Your goal ::
Your task is to transcribe all of the data below exactly, omitting the images.

[Dataset entries on figures]
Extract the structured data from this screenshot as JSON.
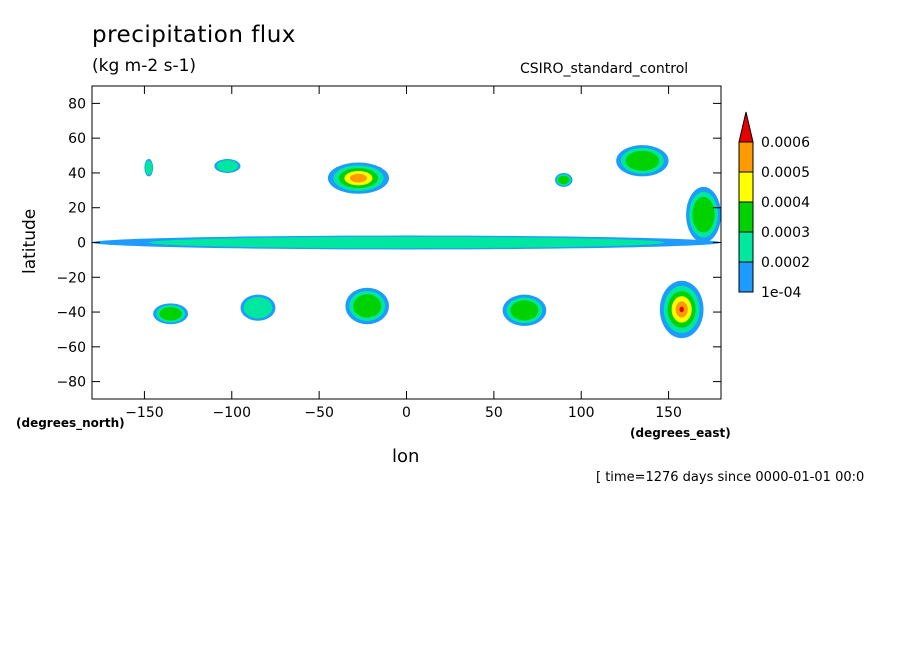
{
  "header": {
    "title": "precipitation flux",
    "units": "(kg m-2 s-1)",
    "model": "CSIRO_standard_control",
    "time_note": "[ time=1276 days since 0000-01-01 00:0"
  },
  "chart_data": {
    "type": "heatmap",
    "xlabel": "lon",
    "ylabel": "latitude",
    "x_units_label": "(degrees_east)",
    "y_units_label": "(degrees_north)",
    "xlim": [
      -180,
      180
    ],
    "ylim": [
      -90,
      90
    ],
    "x_ticks": [
      -150,
      -100,
      -50,
      0,
      50,
      100,
      150
    ],
    "y_ticks": [
      80,
      60,
      40,
      20,
      0,
      -20,
      -40,
      -60,
      -80
    ],
    "grid": false,
    "colorbar": {
      "levels": [
        "1e-04",
        "0.0002",
        "0.0003",
        "0.0004",
        "0.0005",
        "0.0006"
      ],
      "colors": [
        "#1e9bff",
        "#00e8a0",
        "#00d200",
        "#ffff00",
        "#ff9a00",
        "#e60000"
      ],
      "placement": "right"
    },
    "features": [
      {
        "lon": [
          -180,
          180
        ],
        "lat": [
          -4,
          4
        ],
        "level": 1
      },
      {
        "lon": [
          -150,
          -145
        ],
        "lat": [
          38,
          48
        ],
        "level": 1
      },
      {
        "lon": [
          -110,
          -95
        ],
        "lat": [
          40,
          48
        ],
        "level": 1
      },
      {
        "lon": [
          -45,
          -10
        ],
        "lat": [
          28,
          46
        ],
        "level": 4
      },
      {
        "lon": [
          85,
          95
        ],
        "lat": [
          32,
          40
        ],
        "level": 2
      },
      {
        "lon": [
          120,
          150
        ],
        "lat": [
          38,
          56
        ],
        "level": 2
      },
      {
        "lon": [
          -145,
          -125
        ],
        "lat": [
          -47,
          -35
        ],
        "level": 2
      },
      {
        "lon": [
          -95,
          -75
        ],
        "lat": [
          -45,
          -30
        ],
        "level": 1
      },
      {
        "lon": [
          -35,
          -10
        ],
        "lat": [
          -47,
          -26
        ],
        "level": 2
      },
      {
        "lon": [
          55,
          80
        ],
        "lat": [
          -48,
          -30
        ],
        "level": 2
      },
      {
        "lon": [
          145,
          170
        ],
        "lat": [
          -55,
          -22
        ],
        "level": 5
      },
      {
        "lon": [
          160,
          180
        ],
        "lat": [
          0,
          32
        ],
        "level": 2
      }
    ]
  }
}
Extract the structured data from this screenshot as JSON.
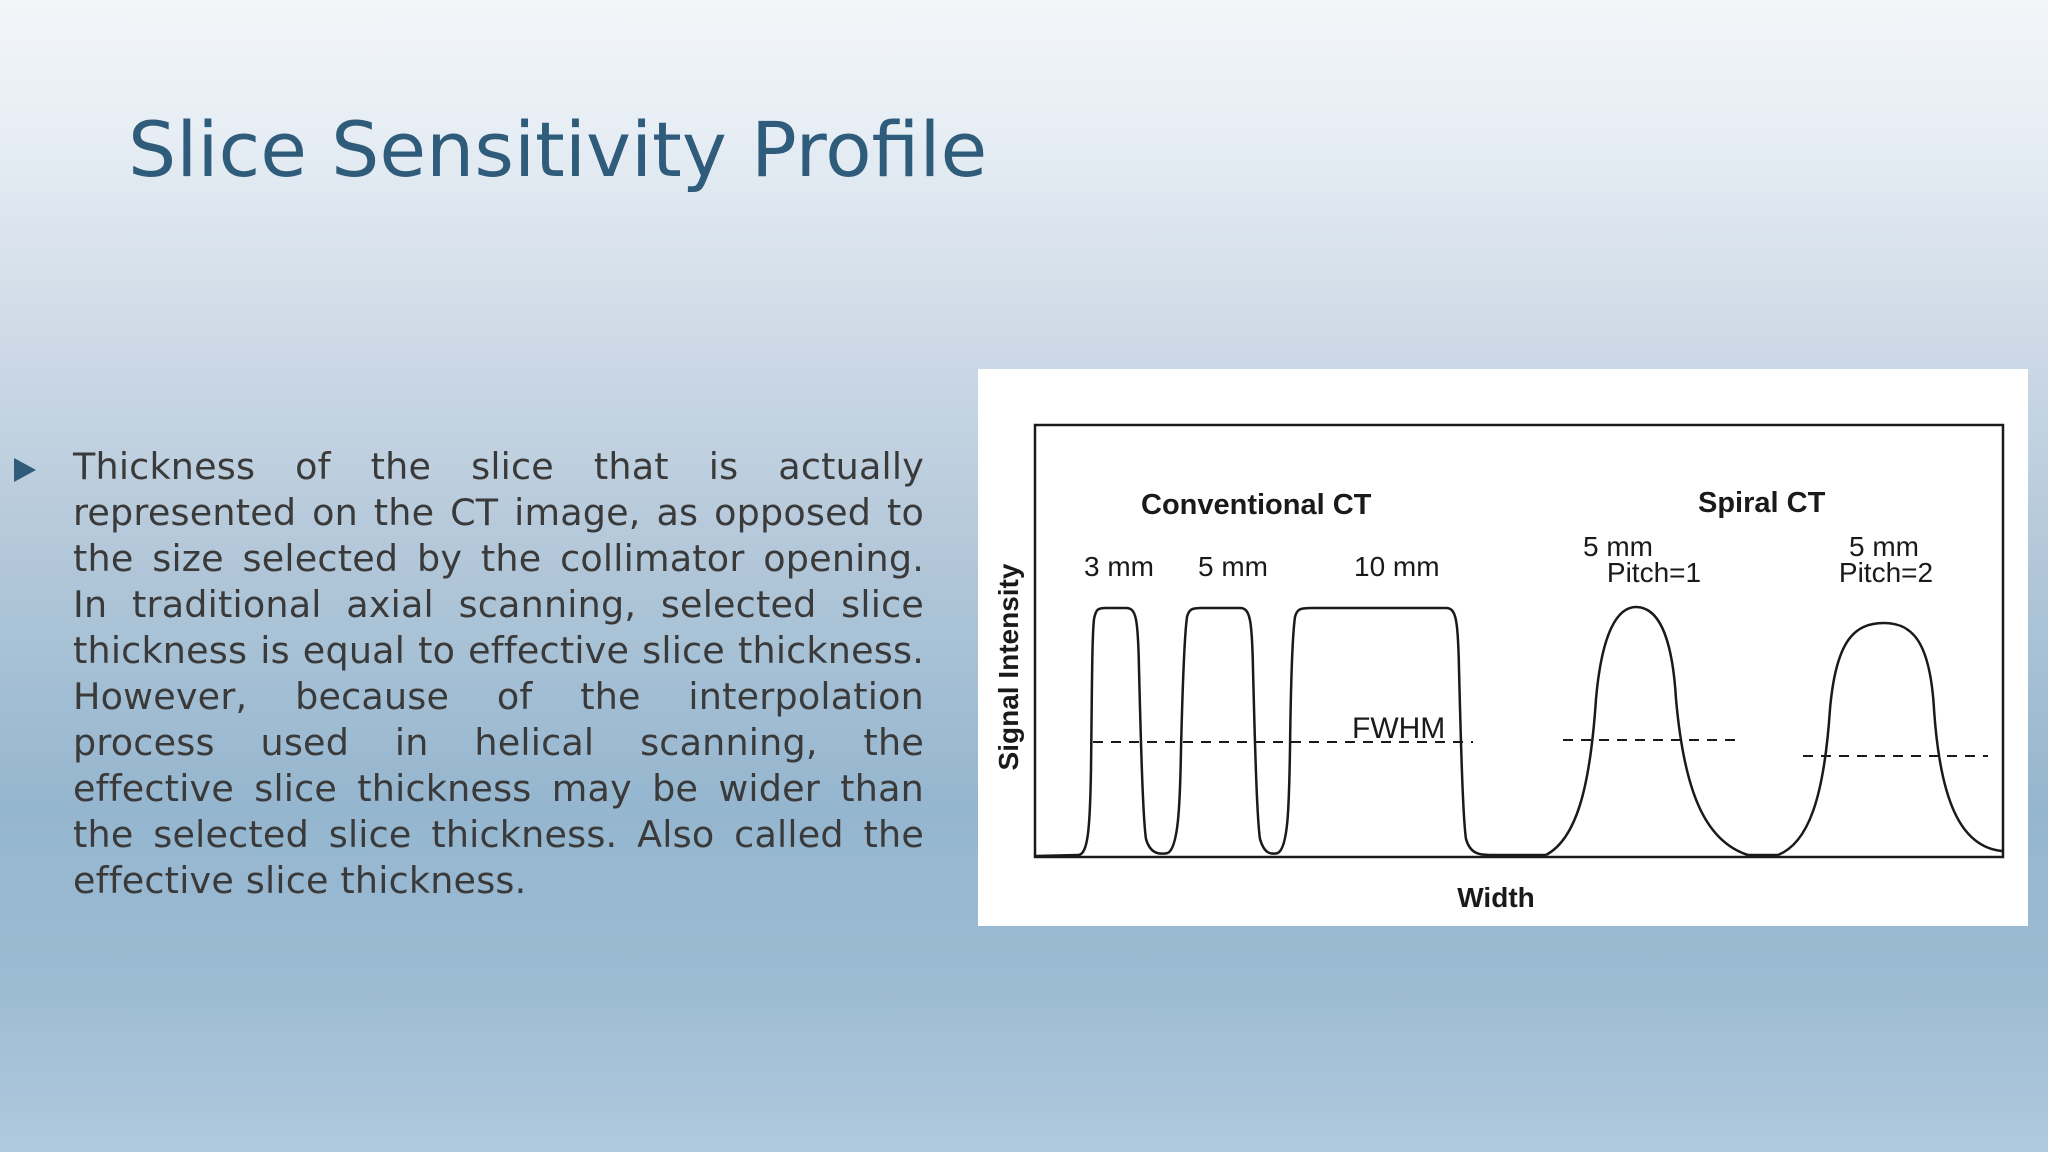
{
  "slide": {
    "title": "Slice Sensitivity Profile",
    "bullets": [
      "Thickness of the slice that is actually represented on the CT image, as opposed to the size selected by the collimator opening. In traditional axial scanning, selected slice thickness is equal to effective slice thickness. However, because of the interpolation process used in helical scanning, the effective slice thickness may be wider than the selected slice thickness. Also called the effective slice thickness."
    ]
  },
  "figure": {
    "y_axis_label": "Signal Intensity",
    "x_axis_label": "Width",
    "group_labels": {
      "conventional": "Conventional CT",
      "spiral": "Spiral CT"
    },
    "profile_labels": {
      "p3mm": "3 mm",
      "p5mm": "5 mm",
      "p10mm": "10 mm",
      "spiral1_line1": "5 mm",
      "spiral1_line2": "Pitch=1",
      "spiral2_line1": "5 mm",
      "spiral2_line2": "Pitch=2"
    },
    "fwhm_label": "FWHM"
  }
}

Written response ::
Extract the structured data from this screenshot as JSON.
{
  "header": {
    "title": "precipitation flux",
    "units": "(kg m-2 s-1)",
    "model": "CSIRO_standard_control",
    "time_note": "[ time=1276 days since 0000-01-01 00:0"
  },
  "chart_data": {
    "type": "heatmap",
    "xlabel": "lon",
    "ylabel": "latitude",
    "x_units_label": "(degrees_east)",
    "y_units_label": "(degrees_north)",
    "xlim": [
      -180,
      180
    ],
    "ylim": [
      -90,
      90
    ],
    "x_ticks": [
      -150,
      -100,
      -50,
      0,
      50,
      100,
      150
    ],
    "y_ticks": [
      80,
      60,
      40,
      20,
      0,
      -20,
      -40,
      -60,
      -80
    ],
    "grid": false,
    "colorbar": {
      "levels": [
        "1e-04",
        "0.0002",
        "0.0003",
        "0.0004",
        "0.0005",
        "0.0006"
      ],
      "colors": [
        "#1e9bff",
        "#00e8a0",
        "#00d200",
        "#ffff00",
        "#ff9a00",
        "#e60000"
      ],
      "placement": "right"
    },
    "features": [
      {
        "lon": [
          -180,
          180
        ],
        "lat": [
          -4,
          4
        ],
        "level": 1
      },
      {
        "lon": [
          -150,
          -145
        ],
        "lat": [
          38,
          48
        ],
        "level": 1
      },
      {
        "lon": [
          -110,
          -95
        ],
        "lat": [
          40,
          48
        ],
        "level": 1
      },
      {
        "lon": [
          -45,
          -10
        ],
        "lat": [
          28,
          46
        ],
        "level": 4
      },
      {
        "lon": [
          85,
          95
        ],
        "lat": [
          32,
          40
        ],
        "level": 2
      },
      {
        "lon": [
          120,
          150
        ],
        "lat": [
          38,
          56
        ],
        "level": 2
      },
      {
        "lon": [
          -145,
          -125
        ],
        "lat": [
          -47,
          -35
        ],
        "level": 2
      },
      {
        "lon": [
          -95,
          -75
        ],
        "lat": [
          -45,
          -30
        ],
        "level": 1
      },
      {
        "lon": [
          -35,
          -10
        ],
        "lat": [
          -47,
          -26
        ],
        "level": 2
      },
      {
        "lon": [
          55,
          80
        ],
        "lat": [
          -48,
          -30
        ],
        "level": 2
      },
      {
        "lon": [
          145,
          170
        ],
        "lat": [
          -55,
          -22
        ],
        "level": 5
      },
      {
        "lon": [
          160,
          180
        ],
        "lat": [
          0,
          32
        ],
        "level": 2
      }
    ]
  }
}
Extract the structured data from this screenshot as JSON.
{
  "slide": {
    "title": "Slice Sensitivity Profile",
    "bullets": [
      "Thickness of the slice that is actually represented on the CT image, as opposed to the size selected by the collimator opening. In traditional axial scanning, selected slice thickness is equal to effective slice thickness. However, because of the interpolation process used in helical scanning, the effective slice thickness may be wider than the selected slice thickness. Also called the effective slice thickness."
    ]
  },
  "figure": {
    "y_axis_label": "Signal Intensity",
    "x_axis_label": "Width",
    "group_labels": {
      "conventional": "Conventional CT",
      "spiral": "Spiral CT"
    },
    "profile_labels": {
      "p3mm": "3 mm",
      "p5mm": "5 mm",
      "p10mm": "10 mm",
      "spiral1_line1": "5 mm",
      "spiral1_line2": "Pitch=1",
      "spiral2_line1": "5 mm",
      "spiral2_line2": "Pitch=2"
    },
    "fwhm_label": "FWHM"
  }
}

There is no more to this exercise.